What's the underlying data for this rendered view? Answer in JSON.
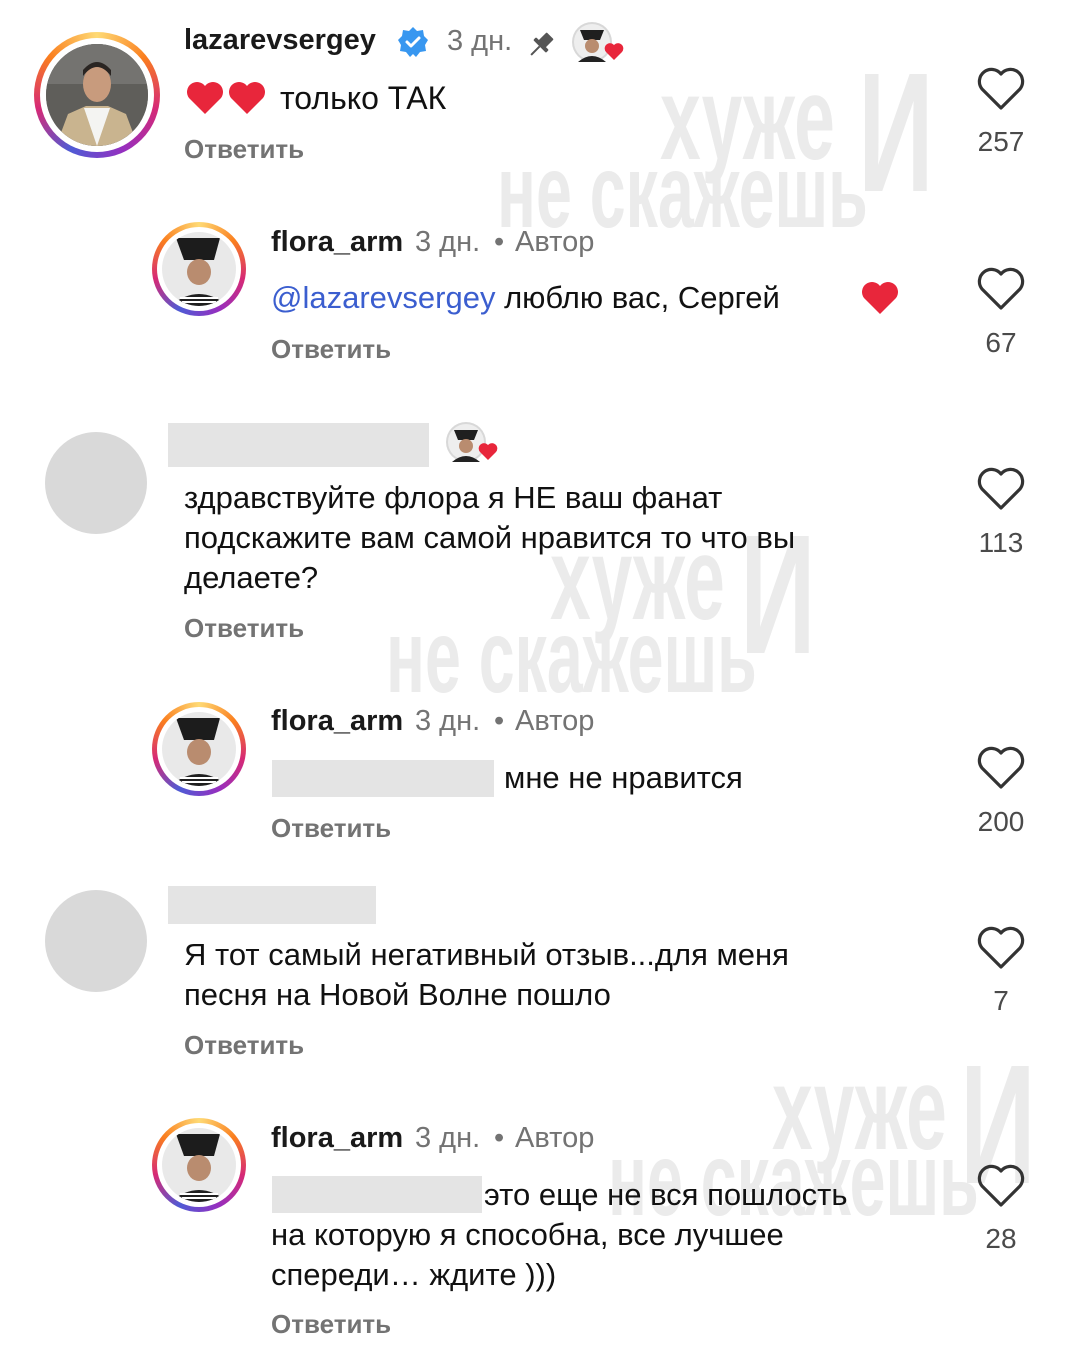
{
  "watermark": {
    "line1": "хуже",
    "line2": "не скажешь",
    "letter": "И"
  },
  "comments": [
    {
      "username": "lazarevsergey",
      "time": "3 дн.",
      "text": "только ТАК",
      "reply_label": "Ответить",
      "likes": "257",
      "verified": true,
      "pinned": true
    },
    {
      "username": "flora_arm",
      "time": "3 дн.",
      "author_badge": "Автор",
      "mention": "@lazarevsergey",
      "text": "люблю вас, Сергей",
      "reply_label": "Ответить",
      "likes": "67"
    },
    {
      "username": "",
      "text_lines": [
        "здравствуйте флора я НЕ ваш фанат",
        "подскажите вам самой нравится то что вы",
        "делаете?"
      ],
      "reply_label": "Ответить",
      "likes": "113"
    },
    {
      "username": "flora_arm",
      "time": "3 дн.",
      "author_badge": "Автор",
      "text": "мне не нравится",
      "reply_label": "Ответить",
      "likes": "200"
    },
    {
      "username": "",
      "text_lines": [
        "Я тот самый негативный отзыв...для меня",
        "песня на Новой Волне пошло"
      ],
      "reply_label": "Ответить",
      "likes": "7"
    },
    {
      "username": "flora_arm",
      "time": "3 дн.",
      "author_badge": "Автор",
      "text_lines": [
        "это еще не вся пошлость",
        "на которую я способна, все лучшее",
        "спереди… ждите )))"
      ],
      "reply_label": "Ответить",
      "likes": "28"
    }
  ],
  "colors": {
    "ring_start": "#feda75",
    "ring_end": "#962fbf",
    "verified": "#3897f0",
    "mention": "#3b5ecf",
    "heart_red": "#e8263b"
  },
  "separator": "•"
}
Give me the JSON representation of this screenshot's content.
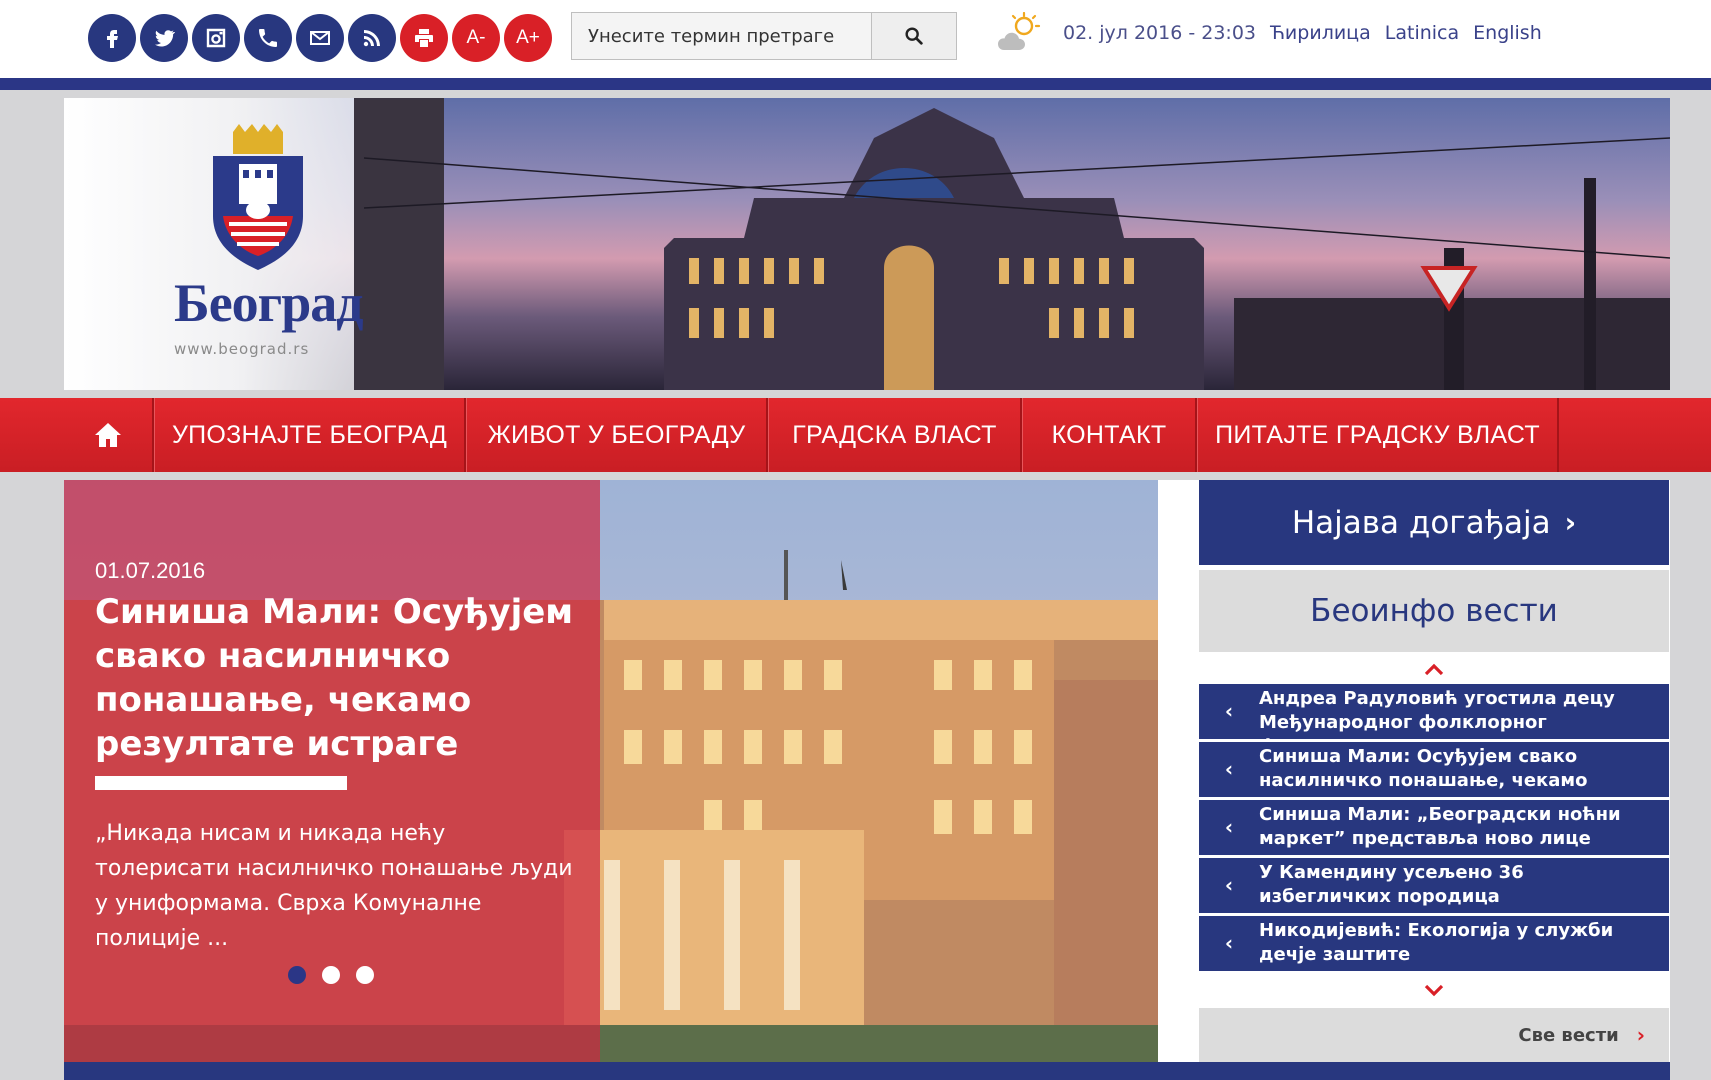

[EXERCISE REQUIREMENTS]: Reproduce the listing word for word and omit its pictures.

[FULL SOLUTION]:
What's the underlying data for this rendered view? Answer in JSON.
{
  "watermark": {
    "line1": "хуже",
    "line2": "не скажешь",
    "letter": "И"
  },
  "comments": [
    {
      "username": "lazarevsergey",
      "time": "3 дн.",
      "text": "только ТАК",
      "reply_label": "Ответить",
      "likes": "257",
      "verified": true,
      "pinned": true
    },
    {
      "username": "flora_arm",
      "time": "3 дн.",
      "author_badge": "Автор",
      "mention": "@lazarevsergey",
      "text": "люблю вас, Сергей",
      "reply_label": "Ответить",
      "likes": "67"
    },
    {
      "username": "",
      "text_lines": [
        "здравствуйте флора я НЕ ваш фанат",
        "подскажите вам самой нравится то что вы",
        "делаете?"
      ],
      "reply_label": "Ответить",
      "likes": "113"
    },
    {
      "username": "flora_arm",
      "time": "3 дн.",
      "author_badge": "Автор",
      "text": "мне не нравится",
      "reply_label": "Ответить",
      "likes": "200"
    },
    {
      "username": "",
      "text_lines": [
        "Я тот самый негативный отзыв...для меня",
        "песня на Новой Волне пошло"
      ],
      "reply_label": "Ответить",
      "likes": "7"
    },
    {
      "username": "flora_arm",
      "time": "3 дн.",
      "author_badge": "Автор",
      "text_lines": [
        "это еще не вся пошлость",
        "на которую я способна, все лучшее",
        "спереди… ждите )))"
      ],
      "reply_label": "Ответить",
      "likes": "28"
    }
  ],
  "colors": {
    "ring_start": "#feda75",
    "ring_end": "#962fbf",
    "verified": "#3897f0",
    "mention": "#3b5ecf",
    "heart_red": "#e8263b"
  },
  "separator": "•"
}
Give me the JSON representation of this screenshot's content.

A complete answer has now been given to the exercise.